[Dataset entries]
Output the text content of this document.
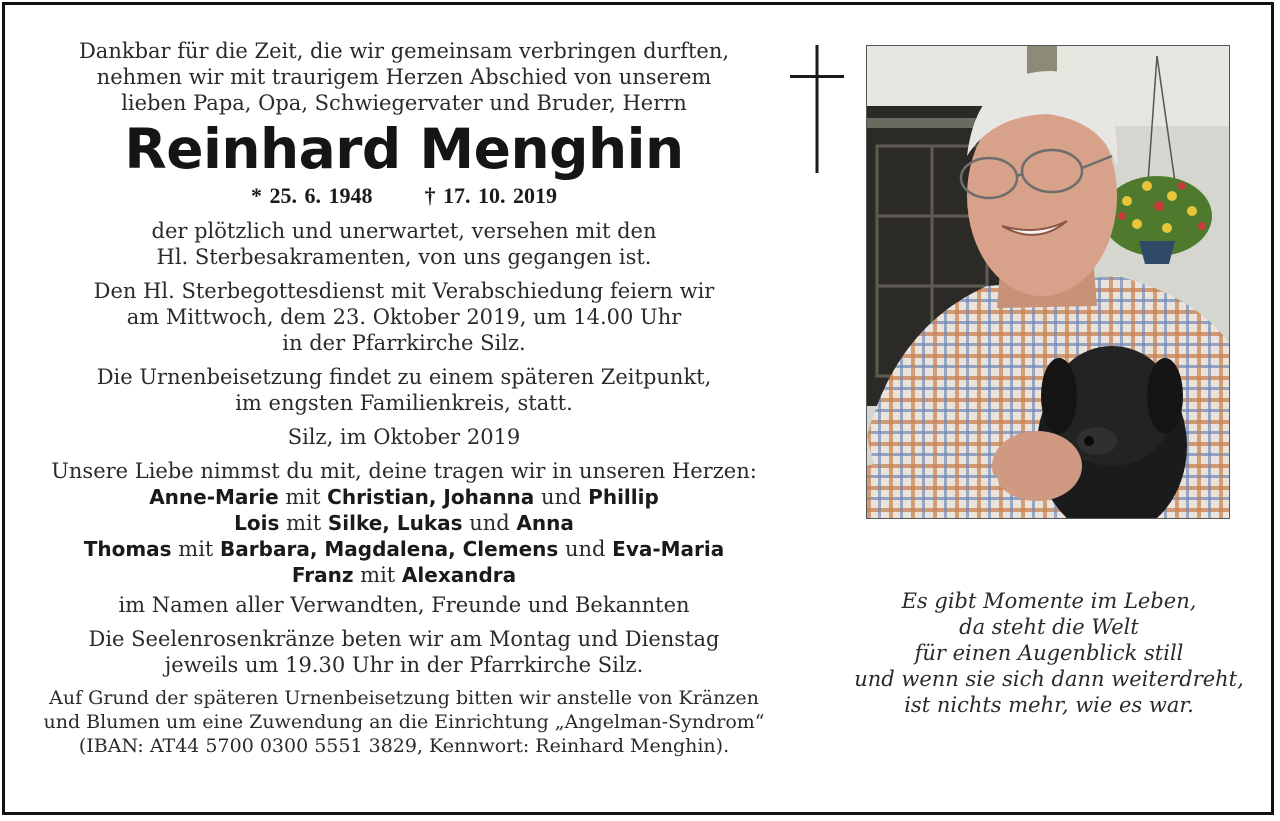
Dankbar für die Zeit, die wir gemeinsam verbringen durften,
nehmen wir mit traurigem Herzen Abschied von unserem
lieben Papa, Opa, Schwiegervater und Bruder, Herrn
Reinhard Menghin
* 25. 6. 1948 † 17. 10. 2019
der plötzlich und unerwartet, versehen mit den
Hl. Sterbesakramenten, von uns gegangen ist.
Den Hl. Sterbegottesdienst mit Verabschiedung feiern wir
am Mittwoch, dem 23. Oktober 2019, um 14.00 Uhr
in der Pfarrkirche Silz.
Die Urnenbeisetzung findet zu einem späteren Zeitpunkt,
im engsten Familienkreis, statt.
Silz, im Oktober 2019
Unsere Liebe nimmst du mit, deine tragen wir in unseren Herzen:
Anne-Marie mit Christian, Johanna und Phillip
Lois mit Silke, Lukas und Anna
Thomas mit Barbara, Magdalena, Clemens und Eva-Maria
Franz mit Alexandra
im Namen aller Verwandten, Freunde und Bekannten
Die Seelenrosenkränze beten wir am Montag und Dienstag
jeweils um 19.30 Uhr in der Pfarrkirche Silz.
Auf Grund der späteren Urnenbeisetzung bitten wir anstelle von Kränzen
und Blumen um eine Zuwendung an die Einrichtung „Angelman-Syndrom“
(IBAN: AT44 5700 0300 5551 3829, Kennwort: Reinhard Menghin).
Es gibt Momente im Leben,
da steht die Welt
für einen Augenblick still
und wenn sie sich dann weiterdreht,
ist nichts mehr, wie es war.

§ **Short task**
From the material given, work out how many lines hold the string "Silz"; state that number and nothing further.

§ **Answer below**
3